== Dataset rows about figures ==
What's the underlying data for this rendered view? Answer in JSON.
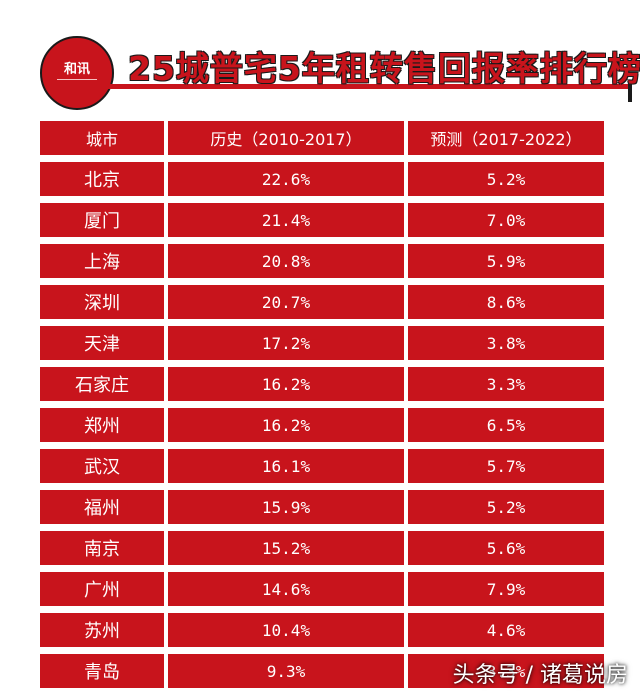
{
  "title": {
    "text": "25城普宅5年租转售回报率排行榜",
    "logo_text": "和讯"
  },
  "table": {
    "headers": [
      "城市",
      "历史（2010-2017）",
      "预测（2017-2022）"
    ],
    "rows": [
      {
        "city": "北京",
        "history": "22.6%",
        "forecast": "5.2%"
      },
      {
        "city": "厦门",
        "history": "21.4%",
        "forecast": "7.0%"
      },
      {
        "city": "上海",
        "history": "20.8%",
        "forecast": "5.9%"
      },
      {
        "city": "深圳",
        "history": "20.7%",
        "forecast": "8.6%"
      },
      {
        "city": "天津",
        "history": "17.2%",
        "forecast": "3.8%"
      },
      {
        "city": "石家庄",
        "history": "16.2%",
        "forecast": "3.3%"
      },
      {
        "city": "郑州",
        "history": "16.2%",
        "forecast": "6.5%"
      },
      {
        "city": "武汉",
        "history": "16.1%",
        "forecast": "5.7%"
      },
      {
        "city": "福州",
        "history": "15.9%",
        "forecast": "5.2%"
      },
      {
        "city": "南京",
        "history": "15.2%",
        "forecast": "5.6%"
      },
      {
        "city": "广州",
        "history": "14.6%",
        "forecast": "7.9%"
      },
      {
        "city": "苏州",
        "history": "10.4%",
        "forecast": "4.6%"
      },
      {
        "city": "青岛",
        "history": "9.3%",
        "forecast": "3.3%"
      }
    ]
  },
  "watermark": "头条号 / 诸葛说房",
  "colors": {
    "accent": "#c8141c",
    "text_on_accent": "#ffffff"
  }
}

== Exercise ==
Return the listing above word for word, with the pictures removed.

== The solution ==
What's the underlying data for this rendered view? Answer in JSON.
{
  "title": {
    "text": "25城普宅5年租转售回报率排行榜",
    "logo_text": "和讯"
  },
  "table": {
    "headers": [
      "城市",
      "历史（2010-2017）",
      "预测（2017-2022）"
    ],
    "rows": [
      {
        "city": "北京",
        "history": "22.6%",
        "forecast": "5.2%"
      },
      {
        "city": "厦门",
        "history": "21.4%",
        "forecast": "7.0%"
      },
      {
        "city": "上海",
        "history": "20.8%",
        "forecast": "5.9%"
      },
      {
        "city": "深圳",
        "history": "20.7%",
        "forecast": "8.6%"
      },
      {
        "city": "天津",
        "history": "17.2%",
        "forecast": "3.8%"
      },
      {
        "city": "石家庄",
        "history": "16.2%",
        "forecast": "3.3%"
      },
      {
        "city": "郑州",
        "history": "16.2%",
        "forecast": "6.5%"
      },
      {
        "city": "武汉",
        "history": "16.1%",
        "forecast": "5.7%"
      },
      {
        "city": "福州",
        "history": "15.9%",
        "forecast": "5.2%"
      },
      {
        "city": "南京",
        "history": "15.2%",
        "forecast": "5.6%"
      },
      {
        "city": "广州",
        "history": "14.6%",
        "forecast": "7.9%"
      },
      {
        "city": "苏州",
        "history": "10.4%",
        "forecast": "4.6%"
      },
      {
        "city": "青岛",
        "history": "9.3%",
        "forecast": "3.3%"
      }
    ]
  },
  "watermark": "头条号 / 诸葛说房",
  "colors": {
    "accent": "#c8141c",
    "text_on_accent": "#ffffff"
  }
}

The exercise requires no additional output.